— Objective —
Only lines with the string "Eduardo" matter here; gather them from the material below.

— The records —
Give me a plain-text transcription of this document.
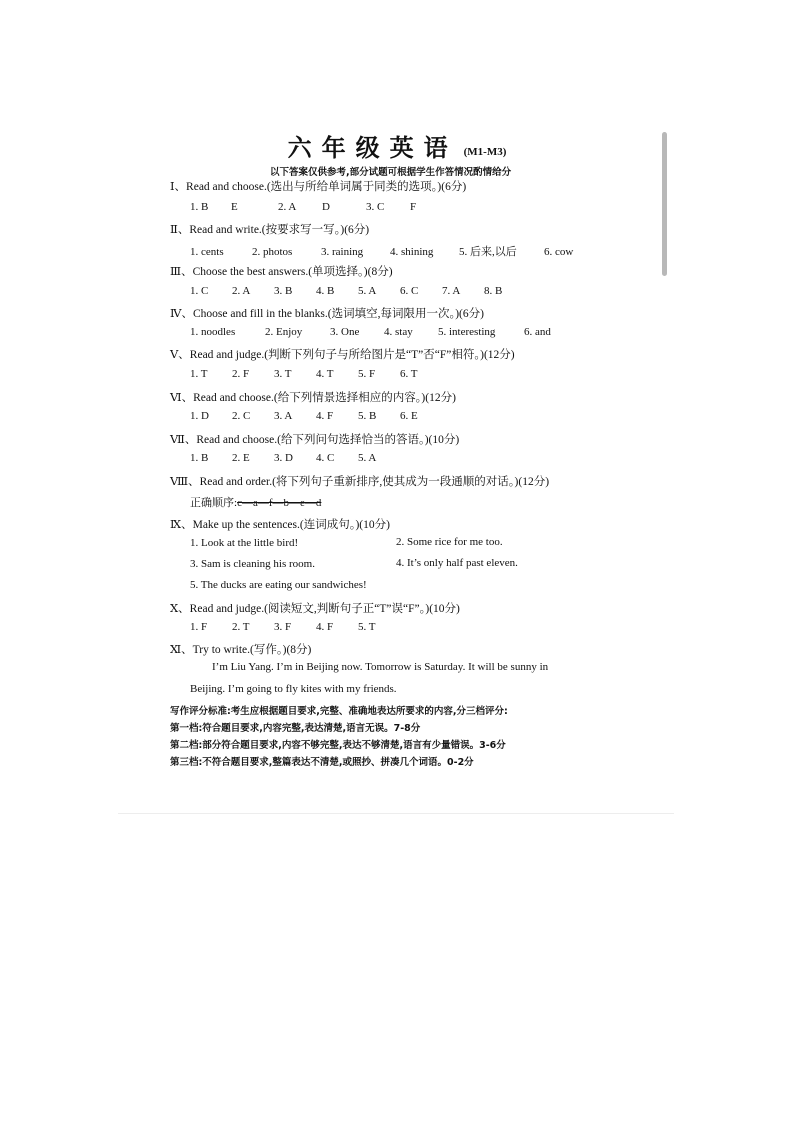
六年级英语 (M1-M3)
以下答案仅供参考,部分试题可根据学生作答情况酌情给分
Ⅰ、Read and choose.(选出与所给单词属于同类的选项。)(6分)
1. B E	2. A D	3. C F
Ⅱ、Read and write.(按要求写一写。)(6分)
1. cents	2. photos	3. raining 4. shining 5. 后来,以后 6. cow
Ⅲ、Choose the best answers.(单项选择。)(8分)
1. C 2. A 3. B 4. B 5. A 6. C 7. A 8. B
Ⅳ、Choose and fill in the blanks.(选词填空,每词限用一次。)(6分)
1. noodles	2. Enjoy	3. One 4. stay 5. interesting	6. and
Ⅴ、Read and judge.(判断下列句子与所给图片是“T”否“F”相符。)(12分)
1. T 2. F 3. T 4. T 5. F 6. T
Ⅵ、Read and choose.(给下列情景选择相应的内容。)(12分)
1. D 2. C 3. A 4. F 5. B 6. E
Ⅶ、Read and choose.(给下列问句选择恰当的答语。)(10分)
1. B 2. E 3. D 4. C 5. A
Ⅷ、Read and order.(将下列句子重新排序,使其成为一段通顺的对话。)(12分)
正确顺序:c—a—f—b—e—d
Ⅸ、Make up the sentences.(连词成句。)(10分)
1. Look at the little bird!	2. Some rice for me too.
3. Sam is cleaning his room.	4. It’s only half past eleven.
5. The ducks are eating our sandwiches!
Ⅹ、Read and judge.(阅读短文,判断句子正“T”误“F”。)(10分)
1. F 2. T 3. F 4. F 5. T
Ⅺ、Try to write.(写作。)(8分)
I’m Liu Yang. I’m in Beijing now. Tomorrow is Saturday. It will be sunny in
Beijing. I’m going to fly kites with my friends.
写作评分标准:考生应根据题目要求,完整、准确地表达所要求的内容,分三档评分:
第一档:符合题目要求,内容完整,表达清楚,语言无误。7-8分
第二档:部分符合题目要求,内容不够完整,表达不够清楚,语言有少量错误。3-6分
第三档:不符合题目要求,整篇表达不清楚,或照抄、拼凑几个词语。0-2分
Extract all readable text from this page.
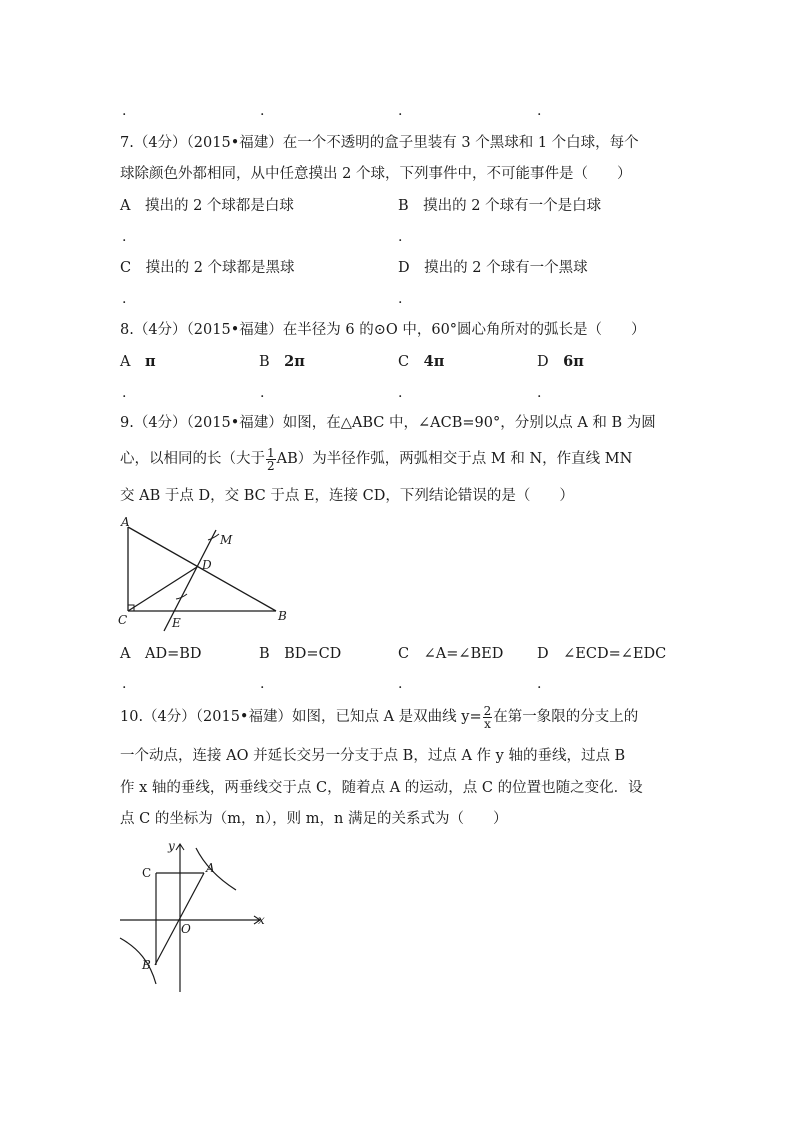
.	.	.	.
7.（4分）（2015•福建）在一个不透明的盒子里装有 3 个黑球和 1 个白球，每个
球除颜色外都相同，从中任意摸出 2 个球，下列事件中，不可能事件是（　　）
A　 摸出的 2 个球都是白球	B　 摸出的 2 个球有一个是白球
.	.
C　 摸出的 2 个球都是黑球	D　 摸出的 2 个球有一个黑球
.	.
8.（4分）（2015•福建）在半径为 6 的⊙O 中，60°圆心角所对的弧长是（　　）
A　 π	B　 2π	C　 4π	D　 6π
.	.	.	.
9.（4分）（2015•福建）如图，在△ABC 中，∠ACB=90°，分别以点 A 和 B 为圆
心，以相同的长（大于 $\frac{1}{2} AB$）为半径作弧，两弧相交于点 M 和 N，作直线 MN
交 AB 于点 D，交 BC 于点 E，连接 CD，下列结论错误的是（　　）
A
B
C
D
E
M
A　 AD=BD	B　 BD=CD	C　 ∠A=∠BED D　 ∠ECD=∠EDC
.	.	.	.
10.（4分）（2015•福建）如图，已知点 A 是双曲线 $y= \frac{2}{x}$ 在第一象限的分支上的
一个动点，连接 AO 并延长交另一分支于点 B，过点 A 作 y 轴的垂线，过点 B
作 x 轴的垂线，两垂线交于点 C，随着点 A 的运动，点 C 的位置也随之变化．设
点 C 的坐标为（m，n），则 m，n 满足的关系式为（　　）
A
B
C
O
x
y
...
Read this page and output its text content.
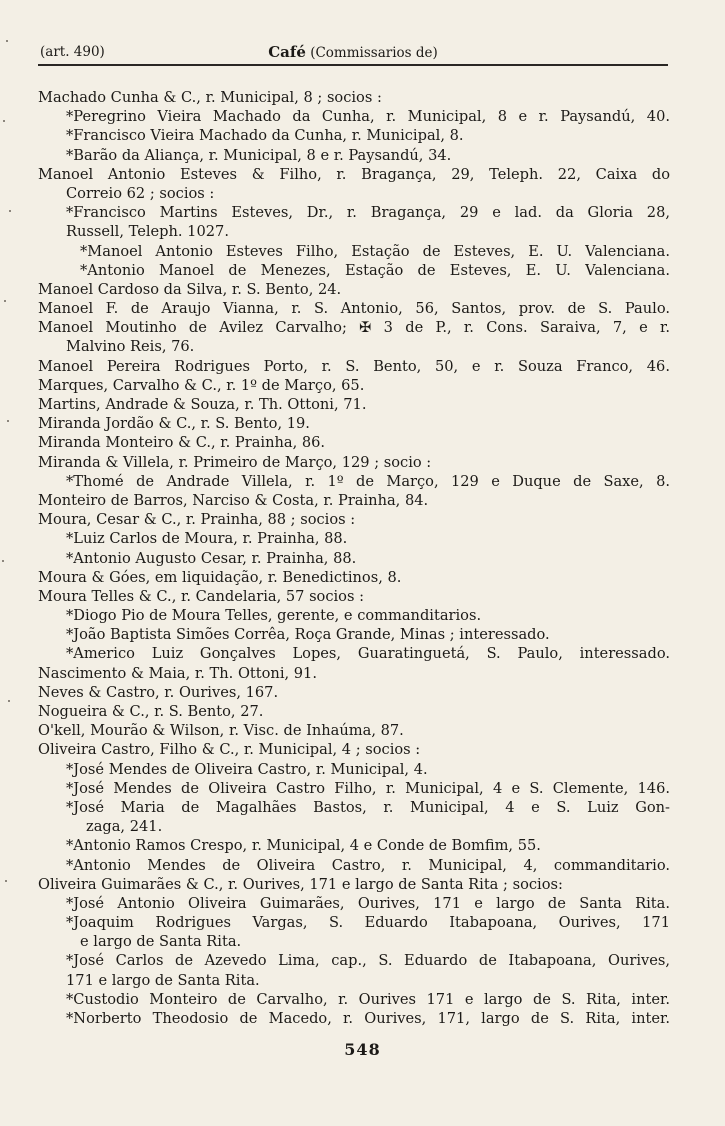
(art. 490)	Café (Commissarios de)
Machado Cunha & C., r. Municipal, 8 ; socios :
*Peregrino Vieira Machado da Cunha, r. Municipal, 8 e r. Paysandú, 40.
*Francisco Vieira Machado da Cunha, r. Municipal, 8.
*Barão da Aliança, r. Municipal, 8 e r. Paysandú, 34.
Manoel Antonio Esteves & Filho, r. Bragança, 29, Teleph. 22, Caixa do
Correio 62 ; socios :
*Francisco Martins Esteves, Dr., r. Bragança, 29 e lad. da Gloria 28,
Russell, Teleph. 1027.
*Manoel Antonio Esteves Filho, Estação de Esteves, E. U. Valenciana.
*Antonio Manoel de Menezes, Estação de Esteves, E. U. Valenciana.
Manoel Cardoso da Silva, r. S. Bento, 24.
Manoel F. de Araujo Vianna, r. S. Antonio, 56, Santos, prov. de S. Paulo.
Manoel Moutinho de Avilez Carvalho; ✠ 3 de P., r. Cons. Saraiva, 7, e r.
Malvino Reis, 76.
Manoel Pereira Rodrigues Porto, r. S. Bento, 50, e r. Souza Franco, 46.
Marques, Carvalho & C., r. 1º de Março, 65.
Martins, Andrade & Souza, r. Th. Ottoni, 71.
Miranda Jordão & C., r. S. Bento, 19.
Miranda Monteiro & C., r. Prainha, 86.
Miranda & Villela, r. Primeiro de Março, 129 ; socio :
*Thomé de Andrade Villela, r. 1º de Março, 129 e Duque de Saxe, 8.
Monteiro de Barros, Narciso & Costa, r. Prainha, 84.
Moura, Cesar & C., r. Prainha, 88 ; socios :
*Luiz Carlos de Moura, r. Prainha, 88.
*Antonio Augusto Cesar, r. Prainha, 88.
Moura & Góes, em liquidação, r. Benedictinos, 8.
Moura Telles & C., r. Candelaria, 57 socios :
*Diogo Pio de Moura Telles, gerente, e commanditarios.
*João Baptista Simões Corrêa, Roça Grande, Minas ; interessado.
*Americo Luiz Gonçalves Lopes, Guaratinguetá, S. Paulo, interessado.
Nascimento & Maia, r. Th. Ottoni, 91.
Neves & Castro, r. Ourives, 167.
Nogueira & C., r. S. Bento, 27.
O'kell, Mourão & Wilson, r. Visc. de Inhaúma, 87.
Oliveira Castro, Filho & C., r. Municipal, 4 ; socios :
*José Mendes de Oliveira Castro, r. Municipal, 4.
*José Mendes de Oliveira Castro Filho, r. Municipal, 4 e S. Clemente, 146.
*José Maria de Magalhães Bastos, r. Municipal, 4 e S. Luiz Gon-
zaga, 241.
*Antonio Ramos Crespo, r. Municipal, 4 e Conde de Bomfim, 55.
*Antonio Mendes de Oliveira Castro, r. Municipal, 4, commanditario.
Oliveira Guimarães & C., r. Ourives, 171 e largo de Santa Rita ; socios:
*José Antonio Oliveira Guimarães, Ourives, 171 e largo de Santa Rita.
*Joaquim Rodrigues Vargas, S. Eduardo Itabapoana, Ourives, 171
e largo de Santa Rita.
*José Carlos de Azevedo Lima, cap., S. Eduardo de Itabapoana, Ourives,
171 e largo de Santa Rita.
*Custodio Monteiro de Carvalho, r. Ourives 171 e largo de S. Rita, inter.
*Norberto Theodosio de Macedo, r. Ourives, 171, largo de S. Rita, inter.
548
--
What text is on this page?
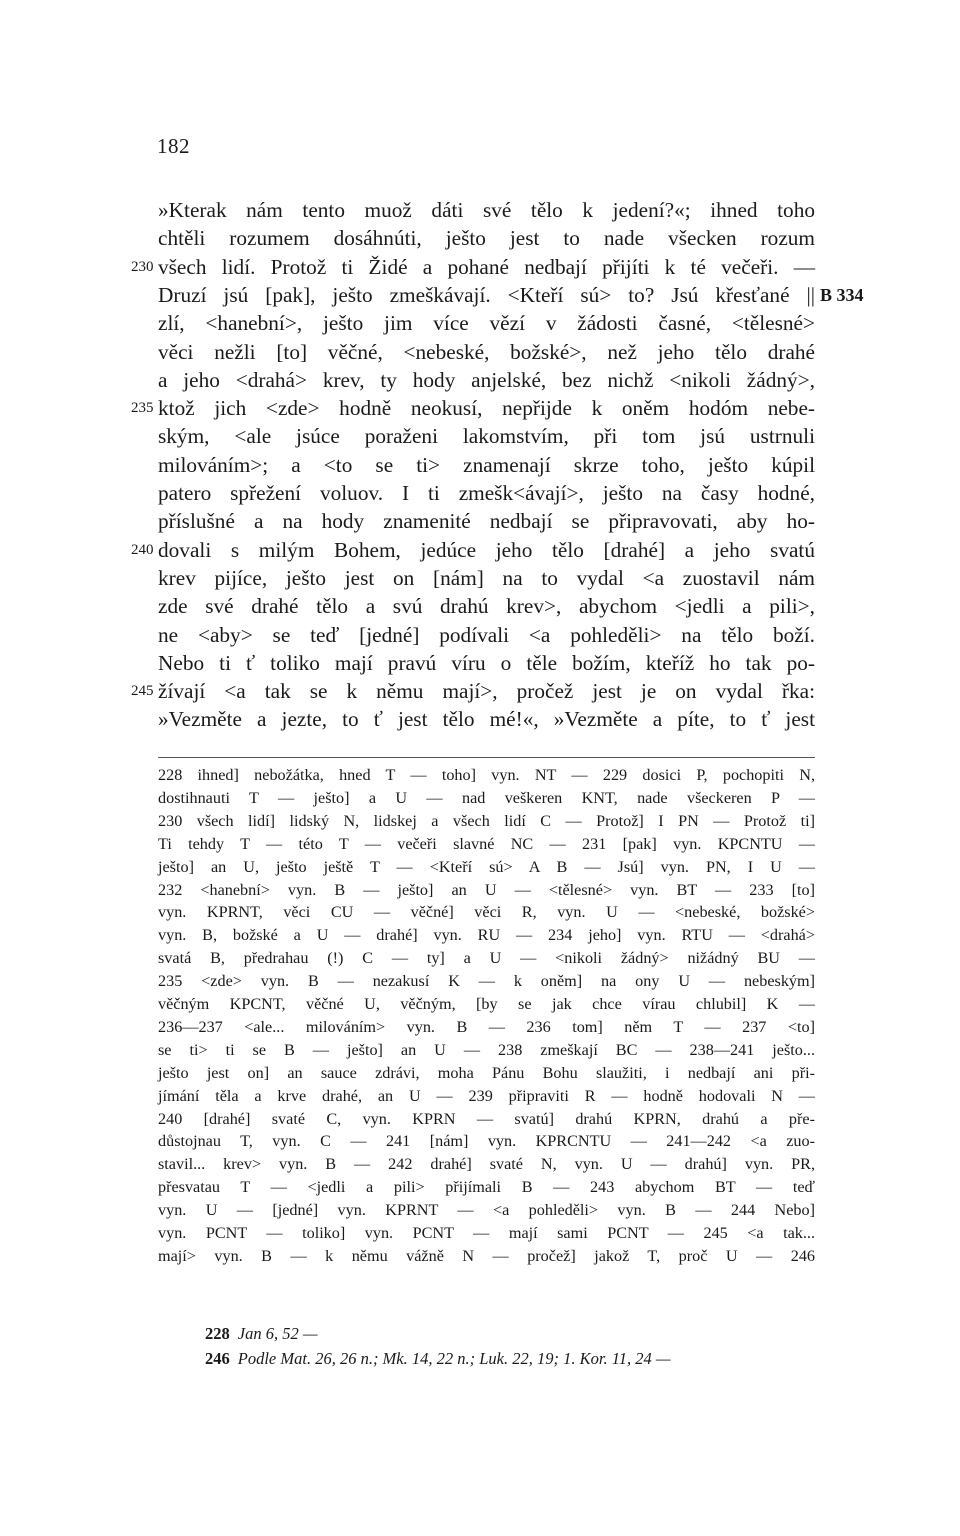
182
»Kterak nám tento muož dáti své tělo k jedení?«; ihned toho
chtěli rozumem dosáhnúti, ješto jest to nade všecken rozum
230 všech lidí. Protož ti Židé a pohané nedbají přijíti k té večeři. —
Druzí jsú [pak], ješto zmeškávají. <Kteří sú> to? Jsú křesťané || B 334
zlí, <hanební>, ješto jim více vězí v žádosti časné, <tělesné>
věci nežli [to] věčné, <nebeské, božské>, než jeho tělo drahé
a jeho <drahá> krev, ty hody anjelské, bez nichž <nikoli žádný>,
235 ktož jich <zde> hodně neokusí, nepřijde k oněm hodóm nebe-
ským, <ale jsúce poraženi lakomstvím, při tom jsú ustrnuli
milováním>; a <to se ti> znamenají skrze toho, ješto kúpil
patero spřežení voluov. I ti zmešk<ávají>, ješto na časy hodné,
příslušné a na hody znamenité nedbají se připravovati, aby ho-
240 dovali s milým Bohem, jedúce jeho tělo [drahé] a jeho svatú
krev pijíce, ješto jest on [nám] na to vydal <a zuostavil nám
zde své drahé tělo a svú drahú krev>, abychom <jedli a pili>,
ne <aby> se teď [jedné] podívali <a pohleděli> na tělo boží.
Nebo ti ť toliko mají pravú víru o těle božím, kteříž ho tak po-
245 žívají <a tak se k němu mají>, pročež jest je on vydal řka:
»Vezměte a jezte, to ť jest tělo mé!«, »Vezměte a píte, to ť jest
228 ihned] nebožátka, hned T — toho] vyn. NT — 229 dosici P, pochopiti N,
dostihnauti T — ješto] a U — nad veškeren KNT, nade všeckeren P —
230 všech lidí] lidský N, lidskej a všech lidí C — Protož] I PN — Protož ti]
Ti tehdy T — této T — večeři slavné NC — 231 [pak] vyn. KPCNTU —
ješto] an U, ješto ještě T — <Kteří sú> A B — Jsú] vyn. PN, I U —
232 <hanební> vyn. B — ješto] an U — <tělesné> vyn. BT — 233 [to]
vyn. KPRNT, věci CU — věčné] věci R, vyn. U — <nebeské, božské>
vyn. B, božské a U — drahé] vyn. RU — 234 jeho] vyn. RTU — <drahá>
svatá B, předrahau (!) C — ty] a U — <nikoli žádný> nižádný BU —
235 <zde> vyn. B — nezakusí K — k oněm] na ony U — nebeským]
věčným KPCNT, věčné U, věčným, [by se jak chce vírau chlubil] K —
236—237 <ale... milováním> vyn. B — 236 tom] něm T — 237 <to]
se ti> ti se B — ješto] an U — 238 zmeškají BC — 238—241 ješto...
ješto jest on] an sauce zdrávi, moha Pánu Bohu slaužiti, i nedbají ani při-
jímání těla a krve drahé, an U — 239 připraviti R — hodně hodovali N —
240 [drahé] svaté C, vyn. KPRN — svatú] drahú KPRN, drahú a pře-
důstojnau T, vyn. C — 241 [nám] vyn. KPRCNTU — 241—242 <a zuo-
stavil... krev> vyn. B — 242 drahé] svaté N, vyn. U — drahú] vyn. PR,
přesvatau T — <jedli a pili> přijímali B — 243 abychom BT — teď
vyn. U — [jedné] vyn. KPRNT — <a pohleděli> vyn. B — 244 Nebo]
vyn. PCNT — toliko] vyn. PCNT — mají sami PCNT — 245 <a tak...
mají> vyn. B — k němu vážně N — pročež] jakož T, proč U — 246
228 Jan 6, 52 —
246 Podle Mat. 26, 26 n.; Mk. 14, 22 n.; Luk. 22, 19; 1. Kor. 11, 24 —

— Result of this task —
*Joaquim Rodrigues Vargas, S. Eduardo Itabapoana, Ourives, 171
*José Carlos de Azevedo Lima, cap., S. Eduardo de Itabapoana, Ourives,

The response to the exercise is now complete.